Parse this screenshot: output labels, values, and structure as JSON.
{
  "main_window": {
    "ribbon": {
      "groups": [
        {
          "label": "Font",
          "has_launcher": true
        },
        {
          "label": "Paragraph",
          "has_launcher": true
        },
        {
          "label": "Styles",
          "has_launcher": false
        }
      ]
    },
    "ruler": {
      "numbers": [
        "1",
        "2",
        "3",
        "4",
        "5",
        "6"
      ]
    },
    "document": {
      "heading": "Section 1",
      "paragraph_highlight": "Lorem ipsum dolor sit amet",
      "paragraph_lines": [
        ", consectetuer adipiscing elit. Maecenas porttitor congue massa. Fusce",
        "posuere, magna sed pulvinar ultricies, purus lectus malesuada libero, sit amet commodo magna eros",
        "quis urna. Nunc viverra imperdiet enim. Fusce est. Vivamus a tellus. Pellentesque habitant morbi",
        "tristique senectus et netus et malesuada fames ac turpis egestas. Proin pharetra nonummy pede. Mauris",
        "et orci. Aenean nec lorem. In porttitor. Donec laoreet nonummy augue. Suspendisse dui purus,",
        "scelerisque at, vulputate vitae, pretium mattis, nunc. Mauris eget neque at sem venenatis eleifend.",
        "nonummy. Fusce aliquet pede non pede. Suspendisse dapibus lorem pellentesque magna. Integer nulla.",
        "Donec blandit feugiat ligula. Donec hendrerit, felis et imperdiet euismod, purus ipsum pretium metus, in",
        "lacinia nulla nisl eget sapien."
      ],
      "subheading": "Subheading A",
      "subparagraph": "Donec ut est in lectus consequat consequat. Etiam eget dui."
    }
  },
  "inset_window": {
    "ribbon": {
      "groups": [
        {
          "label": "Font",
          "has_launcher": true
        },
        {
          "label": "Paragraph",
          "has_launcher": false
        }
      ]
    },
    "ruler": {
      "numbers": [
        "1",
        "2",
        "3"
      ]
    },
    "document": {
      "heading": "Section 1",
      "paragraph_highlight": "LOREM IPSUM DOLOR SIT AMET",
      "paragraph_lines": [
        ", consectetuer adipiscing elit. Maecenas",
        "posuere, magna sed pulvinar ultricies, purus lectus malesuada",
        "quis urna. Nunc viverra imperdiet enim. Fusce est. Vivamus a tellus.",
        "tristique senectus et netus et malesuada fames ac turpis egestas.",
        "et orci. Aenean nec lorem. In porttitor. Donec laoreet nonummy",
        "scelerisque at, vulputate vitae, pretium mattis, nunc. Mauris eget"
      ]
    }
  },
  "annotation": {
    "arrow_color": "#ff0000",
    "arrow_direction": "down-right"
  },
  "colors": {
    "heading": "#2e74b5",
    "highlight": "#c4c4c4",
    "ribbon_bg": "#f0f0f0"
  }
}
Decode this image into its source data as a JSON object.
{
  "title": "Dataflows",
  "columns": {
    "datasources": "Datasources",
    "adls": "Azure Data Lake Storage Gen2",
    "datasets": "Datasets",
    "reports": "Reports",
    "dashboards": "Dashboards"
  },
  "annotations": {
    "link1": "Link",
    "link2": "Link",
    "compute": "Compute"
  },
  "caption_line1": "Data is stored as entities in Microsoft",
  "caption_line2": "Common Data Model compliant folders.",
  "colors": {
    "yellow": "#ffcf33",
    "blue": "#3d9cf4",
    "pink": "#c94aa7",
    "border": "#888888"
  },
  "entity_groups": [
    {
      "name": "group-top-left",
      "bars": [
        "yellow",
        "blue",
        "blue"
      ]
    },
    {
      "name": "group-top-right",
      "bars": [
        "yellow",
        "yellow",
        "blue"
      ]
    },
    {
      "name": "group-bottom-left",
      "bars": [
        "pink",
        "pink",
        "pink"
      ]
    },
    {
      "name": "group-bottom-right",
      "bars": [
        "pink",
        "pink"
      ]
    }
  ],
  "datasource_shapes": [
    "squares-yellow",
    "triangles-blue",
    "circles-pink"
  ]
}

What is being asked :: Reproduce the material in full, with no word added or dropped.

Exercise solution ::
Parse this screenshot: output labels, values, and structure as JSON.
{
  "main_window": {
    "ribbon": {
      "groups": [
        {
          "label": "Font",
          "has_launcher": true
        },
        {
          "label": "Paragraph",
          "has_launcher": true
        },
        {
          "label": "Styles",
          "has_launcher": false
        }
      ]
    },
    "ruler": {
      "numbers": [
        "1",
        "2",
        "3",
        "4",
        "5",
        "6"
      ]
    },
    "document": {
      "heading": "Section 1",
      "paragraph_highlight": "Lorem ipsum dolor sit amet",
      "paragraph_lines": [
        ", consectetuer adipiscing elit. Maecenas porttitor congue massa. Fusce",
        "posuere, magna sed pulvinar ultricies, purus lectus malesuada libero, sit amet commodo magna eros",
        "quis urna. Nunc viverra imperdiet enim. Fusce est. Vivamus a tellus. Pellentesque habitant morbi",
        "tristique senectus et netus et malesuada fames ac turpis egestas. Proin pharetra nonummy pede. Mauris",
        "et orci. Aenean nec lorem. In porttitor. Donec laoreet nonummy augue. Suspendisse dui purus,",
        "scelerisque at, vulputate vitae, pretium mattis, nunc. Mauris eget neque at sem venenatis eleifend.",
        "nonummy. Fusce aliquet pede non pede. Suspendisse dapibus lorem pellentesque magna. Integer nulla.",
        "Donec blandit feugiat ligula. Donec hendrerit, felis et imperdiet euismod, purus ipsum pretium metus, in",
        "lacinia nulla nisl eget sapien."
      ],
      "subheading": "Subheading A",
      "subparagraph": "Donec ut est in lectus consequat consequat. Etiam eget dui."
    }
  },
  "inset_window": {
    "ribbon": {
      "groups": [
        {
          "label": "Font",
          "has_launcher": true
        },
        {
          "label": "Paragraph",
          "has_launcher": false
        }
      ]
    },
    "ruler": {
      "numbers": [
        "1",
        "2",
        "3"
      ]
    },
    "document": {
      "heading": "Section 1",
      "paragraph_highlight": "LOREM IPSUM DOLOR SIT AMET",
      "paragraph_lines": [
        ", consectetuer adipiscing elit. Maecenas",
        "posuere, magna sed pulvinar ultricies, purus lectus malesuada",
        "quis urna. Nunc viverra imperdiet enim. Fusce est. Vivamus a tellus.",
        "tristique senectus et netus et malesuada fames ac turpis egestas.",
        "et orci. Aenean nec lorem. In porttitor. Donec laoreet nonummy",
        "scelerisque at, vulputate vitae, pretium mattis, nunc. Mauris eget"
      ]
    }
  },
  "annotation": {
    "arrow_color": "#ff0000",
    "arrow_direction": "down-right"
  },
  "colors": {
    "heading": "#2e74b5",
    "highlight": "#c4c4c4",
    "ribbon_bg": "#f0f0f0"
  }
}
Decode this image into its source data as a JSON object.
{
  "title": "Dataflows",
  "columns": {
    "datasources": "Datasources",
    "adls": "Azure Data Lake Storage Gen2",
    "datasets": "Datasets",
    "reports": "Reports",
    "dashboards": "Dashboards"
  },
  "annotations": {
    "link1": "Link",
    "link2": "Link",
    "compute": "Compute"
  },
  "caption_line1": "Data is stored as entities in Microsoft",
  "caption_line2": "Common Data Model compliant folders.",
  "colors": {
    "yellow": "#ffcf33",
    "blue": "#3d9cf4",
    "pink": "#c94aa7",
    "border": "#888888"
  },
  "entity_groups": [
    {
      "name": "group-top-left",
      "bars": [
        "yellow",
        "blue",
        "blue"
      ]
    },
    {
      "name": "group-top-right",
      "bars": [
        "yellow",
        "yellow",
        "blue"
      ]
    },
    {
      "name": "group-bottom-left",
      "bars": [
        "pink",
        "pink",
        "pink"
      ]
    },
    {
      "name": "group-bottom-right",
      "bars": [
        "pink",
        "pink"
      ]
    }
  ],
  "datasource_shapes": [
    "squares-yellow",
    "triangles-blue",
    "circles-pink"
  ]
}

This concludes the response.